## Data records

'''

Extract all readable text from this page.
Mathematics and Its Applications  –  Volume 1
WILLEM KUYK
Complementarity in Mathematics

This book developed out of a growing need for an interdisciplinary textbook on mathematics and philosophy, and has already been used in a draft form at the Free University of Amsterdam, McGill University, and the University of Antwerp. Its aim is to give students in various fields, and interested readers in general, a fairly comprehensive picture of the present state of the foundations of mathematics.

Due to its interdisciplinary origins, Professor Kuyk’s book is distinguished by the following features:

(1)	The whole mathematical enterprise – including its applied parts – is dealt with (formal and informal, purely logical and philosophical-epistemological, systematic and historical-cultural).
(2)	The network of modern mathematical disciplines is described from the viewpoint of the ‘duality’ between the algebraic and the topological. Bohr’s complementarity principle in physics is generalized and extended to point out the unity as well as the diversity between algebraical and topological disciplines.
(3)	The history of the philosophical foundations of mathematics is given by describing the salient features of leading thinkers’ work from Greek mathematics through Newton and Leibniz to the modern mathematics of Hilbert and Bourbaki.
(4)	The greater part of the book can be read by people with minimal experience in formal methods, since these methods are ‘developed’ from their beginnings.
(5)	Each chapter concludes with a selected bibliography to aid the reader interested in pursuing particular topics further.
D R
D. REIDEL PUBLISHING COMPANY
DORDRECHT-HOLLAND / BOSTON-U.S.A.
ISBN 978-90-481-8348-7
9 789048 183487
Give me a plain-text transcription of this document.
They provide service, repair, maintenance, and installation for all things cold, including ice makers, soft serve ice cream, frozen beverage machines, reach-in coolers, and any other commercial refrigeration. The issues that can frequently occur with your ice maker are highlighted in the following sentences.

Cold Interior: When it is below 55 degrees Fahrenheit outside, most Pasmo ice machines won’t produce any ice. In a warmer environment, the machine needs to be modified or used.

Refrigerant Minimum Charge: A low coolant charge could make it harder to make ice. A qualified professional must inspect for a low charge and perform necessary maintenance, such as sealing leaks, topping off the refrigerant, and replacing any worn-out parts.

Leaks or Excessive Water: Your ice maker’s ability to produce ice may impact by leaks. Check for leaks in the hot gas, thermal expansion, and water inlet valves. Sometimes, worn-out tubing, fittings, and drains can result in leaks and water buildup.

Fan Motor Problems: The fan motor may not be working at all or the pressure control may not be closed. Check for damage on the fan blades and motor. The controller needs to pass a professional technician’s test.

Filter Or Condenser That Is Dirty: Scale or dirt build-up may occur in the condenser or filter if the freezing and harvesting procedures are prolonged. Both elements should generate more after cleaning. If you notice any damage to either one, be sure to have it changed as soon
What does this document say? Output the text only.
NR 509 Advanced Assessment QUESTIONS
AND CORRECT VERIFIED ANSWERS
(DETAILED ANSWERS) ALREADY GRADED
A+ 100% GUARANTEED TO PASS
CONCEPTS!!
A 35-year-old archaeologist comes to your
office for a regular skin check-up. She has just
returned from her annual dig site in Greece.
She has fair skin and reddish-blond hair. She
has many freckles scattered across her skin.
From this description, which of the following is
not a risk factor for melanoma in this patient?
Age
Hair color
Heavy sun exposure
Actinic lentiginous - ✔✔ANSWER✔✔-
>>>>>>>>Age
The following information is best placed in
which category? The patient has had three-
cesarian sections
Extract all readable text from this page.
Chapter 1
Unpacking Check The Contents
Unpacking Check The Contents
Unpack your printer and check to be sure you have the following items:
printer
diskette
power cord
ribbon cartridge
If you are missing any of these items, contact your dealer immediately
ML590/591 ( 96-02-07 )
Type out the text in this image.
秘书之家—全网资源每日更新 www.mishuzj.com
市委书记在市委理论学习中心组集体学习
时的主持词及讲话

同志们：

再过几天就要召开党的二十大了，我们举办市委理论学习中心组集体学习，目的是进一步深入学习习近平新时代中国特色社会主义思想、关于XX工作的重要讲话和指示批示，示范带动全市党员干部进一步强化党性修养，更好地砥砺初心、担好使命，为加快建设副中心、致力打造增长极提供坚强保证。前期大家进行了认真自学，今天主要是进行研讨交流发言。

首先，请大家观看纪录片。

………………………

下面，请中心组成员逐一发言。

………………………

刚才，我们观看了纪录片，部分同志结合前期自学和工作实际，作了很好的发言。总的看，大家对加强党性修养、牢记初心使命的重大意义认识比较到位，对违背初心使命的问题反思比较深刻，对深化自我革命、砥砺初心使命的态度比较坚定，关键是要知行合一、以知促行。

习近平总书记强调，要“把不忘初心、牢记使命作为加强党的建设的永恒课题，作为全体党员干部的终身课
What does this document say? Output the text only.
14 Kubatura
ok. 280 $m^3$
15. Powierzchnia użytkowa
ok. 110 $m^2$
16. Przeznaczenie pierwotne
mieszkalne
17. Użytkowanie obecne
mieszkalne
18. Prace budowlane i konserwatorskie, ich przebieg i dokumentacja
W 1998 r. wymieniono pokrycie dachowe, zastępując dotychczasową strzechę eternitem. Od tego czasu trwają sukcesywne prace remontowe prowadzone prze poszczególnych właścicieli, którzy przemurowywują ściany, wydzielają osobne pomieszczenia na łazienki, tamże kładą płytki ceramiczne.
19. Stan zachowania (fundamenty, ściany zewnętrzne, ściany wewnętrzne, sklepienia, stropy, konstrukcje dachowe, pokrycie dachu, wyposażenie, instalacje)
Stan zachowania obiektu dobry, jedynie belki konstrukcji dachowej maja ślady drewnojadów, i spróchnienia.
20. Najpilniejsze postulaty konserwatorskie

'''

Which lines hold the word "ściany"? Copy each of them from the records.

## Solution for this task
W 1998 r. wymieniono pokrycie dachowe, zastępując dotychczasową strzechę eternitem. Od tego czasu trwają sukcesywne prace remontowe prowadzone prze poszczególnych właścicieli, którzy przemurowywują ściany, wydzielają osobne pomieszczenia na łazienki, tamże kładą płytki ceramiczne.
19. Stan zachowania (fundamenty, ściany zewnętrzne, ściany wewnętrzne, sklepienia, stropy, konstrukcje dachowe, pokrycie dachu, wyposażenie, instalacje)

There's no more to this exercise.